- Text block:
[START]
Add additional external person ID's from Wikidata endpoint using source data's owl:sameAs links:

*   Wikidata ID -> GND & VIAF (BS, Bionet)
*   GND ID -> Wikidata & VIAF (APIS)
*   SBI ID -> Wikidata, GND & VIAF (SBI)

Install the dependencies:

In [56]:
!pip install SPARQLWrapper rdflib
from SPARQLWrapper import SPARQLWrapper, JSON
from getpass import getpass
import itertools
from rdflib import Graph, URIRef, OWL

Looking in indexes: https://pypi.org/simple, https://us-python.pkg.dev/colab-wheels/public/simple/


Input Intavia SPARQL endpoint credentials:

In [24]:
user = input("Username: ")
password = getpass("Password: ")

Username: intavia
Password: ··········


Fetch person URIs and already existing external ID's:

In [38]:
PREFIXES = """
PREFIX bds: <http://www.bigdata.com/rdf/search#>
PREFIX crm: <http://www.cidoc-crm.org/cidoc-crm/>
PREFIX bioc: <http://ldf.fi/schema/bioc/>
PREFIX rdfs: <http://www.w3.org/2000/01/rdf-schema#>
PREFIX idm: <https://www.intavia.eu/idm/>
PREFIX idmcore: <http://www.intavia.eu/idm-core/>
PREFIX idmcores: <https://www.intavia.eu/idm-core/>
PREFIX owl: <http://www.w3.org/2002/07/owl#>
PREFIX wdt: <http://www.wikidata.org/prop/direct/>
"""

sparql = SPARQLWrapper("https://triplestore.acdh-dev.oeaw.ac.at/intavia/sparql")

sparql.setQuery(PREFIXES + """
SELECT * {
  # Existing sameAs links in Intavia data:
  #  APIS (graph: http://apis.acdh.oeaw.ac.at/data -> GND (URI ns: https://d-nb.info/gnd/)
  #  BS (graph: http://ldf.fi/nbf/data) -> Wikidata (URI ns: http://www.wikidata.org/entity/)
  #  SBI (graph: http://www.intavia.eu/sbi) -> Slovenska biografija (URI ns: https://www.slovenska-biografija.si/oseba/) 
  #  BiographyNet (graph: http://data.biographynet.nl/rdf/data) -> Wikidata: TODO
  #VALUES ?g { <http://apis.acdh.oeaw.ac.at/data> <http://ldf.fi/nbf/data> <http://www.intavia.eu/sbi> }
  #GRAPH ?g {
{
    VALUES ?class { crm:E21_Person idmcore:Person_Proxy }
    ?s a ?class ;
       owl:sameAs ?ext_uri .
[END]
- Exercise:
Continue the notebook on fetching external person IDs from Wikidata, starting from the point where the text stops.

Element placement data
[START]
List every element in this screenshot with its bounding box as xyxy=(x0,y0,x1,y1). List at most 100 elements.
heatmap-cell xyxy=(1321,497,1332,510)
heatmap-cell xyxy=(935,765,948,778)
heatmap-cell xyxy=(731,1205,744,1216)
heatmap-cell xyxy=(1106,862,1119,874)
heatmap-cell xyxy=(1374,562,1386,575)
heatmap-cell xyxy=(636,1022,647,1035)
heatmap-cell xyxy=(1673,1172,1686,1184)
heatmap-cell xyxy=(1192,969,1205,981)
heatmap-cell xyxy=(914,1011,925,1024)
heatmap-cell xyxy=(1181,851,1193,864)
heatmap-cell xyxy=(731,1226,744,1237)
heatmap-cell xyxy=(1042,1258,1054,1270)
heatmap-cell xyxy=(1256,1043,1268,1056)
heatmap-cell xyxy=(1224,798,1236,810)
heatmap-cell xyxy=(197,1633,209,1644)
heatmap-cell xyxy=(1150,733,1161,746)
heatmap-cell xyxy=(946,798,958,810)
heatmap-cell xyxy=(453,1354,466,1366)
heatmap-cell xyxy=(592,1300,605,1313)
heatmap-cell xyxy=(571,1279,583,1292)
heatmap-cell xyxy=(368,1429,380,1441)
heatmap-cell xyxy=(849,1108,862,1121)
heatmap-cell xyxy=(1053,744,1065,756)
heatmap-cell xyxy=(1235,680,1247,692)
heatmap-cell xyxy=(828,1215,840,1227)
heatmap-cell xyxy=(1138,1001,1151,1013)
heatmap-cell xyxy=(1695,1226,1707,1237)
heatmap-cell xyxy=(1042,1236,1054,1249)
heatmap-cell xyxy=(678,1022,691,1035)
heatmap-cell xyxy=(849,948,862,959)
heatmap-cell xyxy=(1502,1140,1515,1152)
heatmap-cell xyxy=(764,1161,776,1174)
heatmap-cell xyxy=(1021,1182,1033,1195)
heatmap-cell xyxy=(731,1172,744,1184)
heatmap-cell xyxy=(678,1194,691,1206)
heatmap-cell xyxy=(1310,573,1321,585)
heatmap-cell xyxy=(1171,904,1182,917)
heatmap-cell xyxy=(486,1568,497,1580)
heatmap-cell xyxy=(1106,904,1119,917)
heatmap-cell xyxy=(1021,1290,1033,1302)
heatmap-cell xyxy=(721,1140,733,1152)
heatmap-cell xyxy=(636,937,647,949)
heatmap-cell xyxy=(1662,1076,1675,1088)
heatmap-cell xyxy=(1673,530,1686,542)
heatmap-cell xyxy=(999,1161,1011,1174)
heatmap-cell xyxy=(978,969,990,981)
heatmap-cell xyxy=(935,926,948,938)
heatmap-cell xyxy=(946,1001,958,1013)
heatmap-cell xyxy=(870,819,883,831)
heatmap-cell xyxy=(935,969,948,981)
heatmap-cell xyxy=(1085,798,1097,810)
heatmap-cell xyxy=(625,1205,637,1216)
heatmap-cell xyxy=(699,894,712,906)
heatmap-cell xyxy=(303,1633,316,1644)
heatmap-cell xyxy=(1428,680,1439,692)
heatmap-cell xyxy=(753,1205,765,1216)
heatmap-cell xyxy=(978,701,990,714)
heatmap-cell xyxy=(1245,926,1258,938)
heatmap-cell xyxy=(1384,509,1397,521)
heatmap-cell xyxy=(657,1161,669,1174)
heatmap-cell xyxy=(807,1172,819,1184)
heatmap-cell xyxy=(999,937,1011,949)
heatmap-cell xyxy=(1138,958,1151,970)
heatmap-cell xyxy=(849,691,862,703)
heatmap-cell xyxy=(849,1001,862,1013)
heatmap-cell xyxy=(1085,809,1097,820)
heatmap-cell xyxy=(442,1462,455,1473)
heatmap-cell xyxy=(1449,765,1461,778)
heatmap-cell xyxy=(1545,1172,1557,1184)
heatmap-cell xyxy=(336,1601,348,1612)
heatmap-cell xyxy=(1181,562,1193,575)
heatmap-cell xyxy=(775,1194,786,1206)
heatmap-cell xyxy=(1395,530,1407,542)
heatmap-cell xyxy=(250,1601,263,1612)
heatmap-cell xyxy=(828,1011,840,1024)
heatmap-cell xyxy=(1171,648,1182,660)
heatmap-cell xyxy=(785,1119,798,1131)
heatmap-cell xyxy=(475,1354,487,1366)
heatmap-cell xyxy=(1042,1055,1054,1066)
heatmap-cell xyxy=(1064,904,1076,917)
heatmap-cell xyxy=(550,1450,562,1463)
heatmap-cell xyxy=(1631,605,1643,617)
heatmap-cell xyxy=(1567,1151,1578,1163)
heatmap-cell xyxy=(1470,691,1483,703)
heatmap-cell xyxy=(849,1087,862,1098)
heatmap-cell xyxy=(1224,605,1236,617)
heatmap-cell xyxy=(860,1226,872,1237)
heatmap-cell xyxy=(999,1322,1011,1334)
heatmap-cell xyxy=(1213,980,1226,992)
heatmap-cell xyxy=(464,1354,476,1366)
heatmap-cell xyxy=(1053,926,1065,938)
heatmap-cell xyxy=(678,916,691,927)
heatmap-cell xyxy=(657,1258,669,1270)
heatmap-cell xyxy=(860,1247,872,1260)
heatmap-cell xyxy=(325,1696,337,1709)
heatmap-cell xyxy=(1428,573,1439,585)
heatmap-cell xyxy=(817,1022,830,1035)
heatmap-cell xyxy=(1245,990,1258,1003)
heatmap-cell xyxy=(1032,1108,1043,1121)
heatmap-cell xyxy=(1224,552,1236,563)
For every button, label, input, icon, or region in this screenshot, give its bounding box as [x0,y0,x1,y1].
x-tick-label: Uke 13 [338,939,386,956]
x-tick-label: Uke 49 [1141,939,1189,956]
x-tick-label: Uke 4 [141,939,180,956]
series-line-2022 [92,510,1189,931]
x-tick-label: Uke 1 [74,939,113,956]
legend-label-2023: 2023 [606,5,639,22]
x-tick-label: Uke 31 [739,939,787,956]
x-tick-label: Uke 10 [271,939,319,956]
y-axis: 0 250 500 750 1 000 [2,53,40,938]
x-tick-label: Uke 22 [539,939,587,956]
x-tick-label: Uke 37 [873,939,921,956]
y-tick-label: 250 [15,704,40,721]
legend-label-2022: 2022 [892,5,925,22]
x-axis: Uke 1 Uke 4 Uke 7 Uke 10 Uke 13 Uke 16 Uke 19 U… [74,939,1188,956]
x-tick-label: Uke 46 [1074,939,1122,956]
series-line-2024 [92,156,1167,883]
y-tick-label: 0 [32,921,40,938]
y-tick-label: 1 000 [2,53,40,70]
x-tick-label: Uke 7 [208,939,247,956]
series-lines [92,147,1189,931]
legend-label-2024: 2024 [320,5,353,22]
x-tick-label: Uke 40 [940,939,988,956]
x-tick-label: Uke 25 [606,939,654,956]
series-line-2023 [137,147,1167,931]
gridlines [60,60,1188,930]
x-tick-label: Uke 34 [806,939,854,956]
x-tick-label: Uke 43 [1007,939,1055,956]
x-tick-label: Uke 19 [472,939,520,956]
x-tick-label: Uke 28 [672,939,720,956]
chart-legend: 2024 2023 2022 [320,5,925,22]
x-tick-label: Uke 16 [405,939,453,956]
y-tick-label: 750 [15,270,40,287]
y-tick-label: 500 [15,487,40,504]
[END]
- Written response:
}
UNION
{
    ?ext_uri <http://www.wikidata.org/prop/direct/651>/^<http://www.intavia.eu/idm-core/person_proxy_for> ?s .
}
    # Filter out sameAs links to redundant national data sources
    FILTER (!STRSTARTS(STR(?ext_uri), "http://ldf.fi/nbf/"))
    FILTER (!STRSTARTS(STR(?ext_uri), "https://apis.acdh.oeaw.ac.at/"))
    BIND (IF (STRSTARTS(STR(?ext_uri), "https://www.slovenska-biografija.si/oseba/"), "https://www.slovenska-biografija.si/oseba/", REPLACE(STR(?ext_uri), "[^/]+$", "")) as ?ext_ns)
    BIND (IF (STRSTARTS(STR(?ext_uri), "https://www.slovenska-biografija.si/oseba/"), REPLACE(REPLACE(STR(?ext_uri), "^https://www.slovenska-biografija.si/oseba/sbi", ""), "/", ""), REPLACE(STR(?ext_uri), "^.+/", "")) AS ?ext_id)
  #}
}
#LIMIT 1
""")

sparql.setReturnFormat(JSON)
sparql.setMethod('POST')
sparql.setCredentials(user, password)
results = sparql.query().convert()
res = results["results"]["bindings"]
print(f"{len(res)} results")
print(f"Datafields {results['head']['vars']}")
for ob in res[:10]:
  print(ob)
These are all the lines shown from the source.